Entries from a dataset
- - - - - - -

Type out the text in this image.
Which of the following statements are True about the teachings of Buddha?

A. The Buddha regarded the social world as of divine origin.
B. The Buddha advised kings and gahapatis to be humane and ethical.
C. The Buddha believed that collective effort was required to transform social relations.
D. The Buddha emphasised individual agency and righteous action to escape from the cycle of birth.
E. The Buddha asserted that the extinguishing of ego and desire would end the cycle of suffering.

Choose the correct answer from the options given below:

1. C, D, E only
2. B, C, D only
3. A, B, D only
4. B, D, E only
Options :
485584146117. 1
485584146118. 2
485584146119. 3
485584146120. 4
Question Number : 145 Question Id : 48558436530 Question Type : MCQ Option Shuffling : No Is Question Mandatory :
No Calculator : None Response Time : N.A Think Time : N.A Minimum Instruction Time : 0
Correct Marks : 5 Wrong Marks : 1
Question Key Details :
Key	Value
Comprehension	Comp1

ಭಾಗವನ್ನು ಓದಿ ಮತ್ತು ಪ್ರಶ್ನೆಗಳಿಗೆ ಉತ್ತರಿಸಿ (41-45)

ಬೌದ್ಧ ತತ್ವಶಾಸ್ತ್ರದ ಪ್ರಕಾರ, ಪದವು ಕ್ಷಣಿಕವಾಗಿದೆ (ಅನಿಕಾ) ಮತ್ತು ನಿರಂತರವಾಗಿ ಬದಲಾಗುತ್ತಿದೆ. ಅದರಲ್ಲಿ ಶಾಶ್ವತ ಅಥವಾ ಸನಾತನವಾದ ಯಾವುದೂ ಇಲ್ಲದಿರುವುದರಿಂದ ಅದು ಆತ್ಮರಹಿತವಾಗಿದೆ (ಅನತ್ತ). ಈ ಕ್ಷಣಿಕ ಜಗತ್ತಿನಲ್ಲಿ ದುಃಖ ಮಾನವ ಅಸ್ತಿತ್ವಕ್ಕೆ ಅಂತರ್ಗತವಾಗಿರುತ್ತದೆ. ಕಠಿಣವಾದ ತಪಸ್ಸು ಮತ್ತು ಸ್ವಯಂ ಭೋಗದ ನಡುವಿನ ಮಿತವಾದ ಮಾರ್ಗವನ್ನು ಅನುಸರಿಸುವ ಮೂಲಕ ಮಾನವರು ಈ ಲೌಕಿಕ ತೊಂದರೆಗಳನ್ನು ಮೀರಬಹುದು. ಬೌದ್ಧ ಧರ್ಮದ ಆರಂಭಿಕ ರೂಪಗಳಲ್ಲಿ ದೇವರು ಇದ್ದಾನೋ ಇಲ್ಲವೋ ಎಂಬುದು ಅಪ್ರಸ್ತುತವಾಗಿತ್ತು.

- - - - - - -

- [YOUR GOAL] Your task is to extract all of the records exactly.

- [PROBLEM SOLUTION]
Type out the text in this image.
Which of the following statements are True about the teachings of Buddha?

A. The Buddha regarded the social world as of divine origin.
B. The Buddha advised kings and gahapatis to be humane and ethical.
C. The Buddha believed that collective effort was required to transform social relations.
D. The Buddha emphasised individual agency and righteous action to escape from the cycle of birth.
E. The Buddha asserted that the extinguishing of ego and desire would end the cycle of suffering.

Choose the correct answer from the options given below:

1. C, D, E only
2. B, C, D only
3. A, B, D only
4. B, D, E only
Options :
485584146117. 1
485584146118. 2
485584146119. 3
485584146120. 4
Question Number : 145 Question Id : 48558436530 Question Type : MCQ Option Shuffling : No Is Question Mandatory :
No Calculator : None Response Time : N.A Think Time : N.A Minimum Instruction Time : 0
Correct Marks : 5 Wrong Marks : 1
Question Key Details :
Key	Value
Comprehension	Comp1

ಭಾಗವನ್ನು ಓದಿ ಮತ್ತು ಪ್ರಶ್ನೆಗಳಿಗೆ ಉತ್ತರಿಸಿ (41-45)

ಬೌದ್ಧ ತತ್ವಶಾಸ್ತ್ರದ ಪ್ರಕಾರ, ಪದವು ಕ್ಷಣಿಕವಾಗಿದೆ (ಅನಿಕಾ) ಮತ್ತು ನಿರಂತರವಾಗಿ ಬದಲಾಗುತ್ತಿದೆ. ಅದರಲ್ಲಿ ಶಾಶ್ವತ ಅಥವಾ ಸನಾತನವಾದ ಯಾವುದೂ ಇಲ್ಲದಿರುವುದರಿಂದ ಅದು ಆತ್ಮರಹಿತವಾಗಿದೆ (ಅನತ್ತ). ಈ ಕ್ಷಣಿಕ ಜಗತ್ತಿನಲ್ಲಿ ದುಃಖ ಮಾನವ ಅಸ್ತಿತ್ವಕ್ಕೆ ಅಂತರ್ಗತವಾಗಿರುತ್ತದೆ. ಕಠಿಣವಾದ ತಪಸ್ಸು ಮತ್ತು ಸ್ವಯಂ ಭೋಗದ ನಡುವಿನ ಮಿತವಾದ ಮಾರ್ಗವನ್ನು ಅನುಸರಿಸುವ ಮೂಲಕ ಮಾನವರು ಈ ಲೌಕಿಕ ತೊಂದರೆಗಳನ್ನು ಮೀರಬಹುದು. ಬೌದ್ಧ ಧರ್ಮದ ಆರಂಭಿಕ ರೂಪಗಳಲ್ಲಿ ದೇವರು ಇದ್ದಾನೋ ಇಲ್ಲವೋ ಎಂಬುದು ಅಪ್ರಸ್ತುತವಾಗಿತ್ತು.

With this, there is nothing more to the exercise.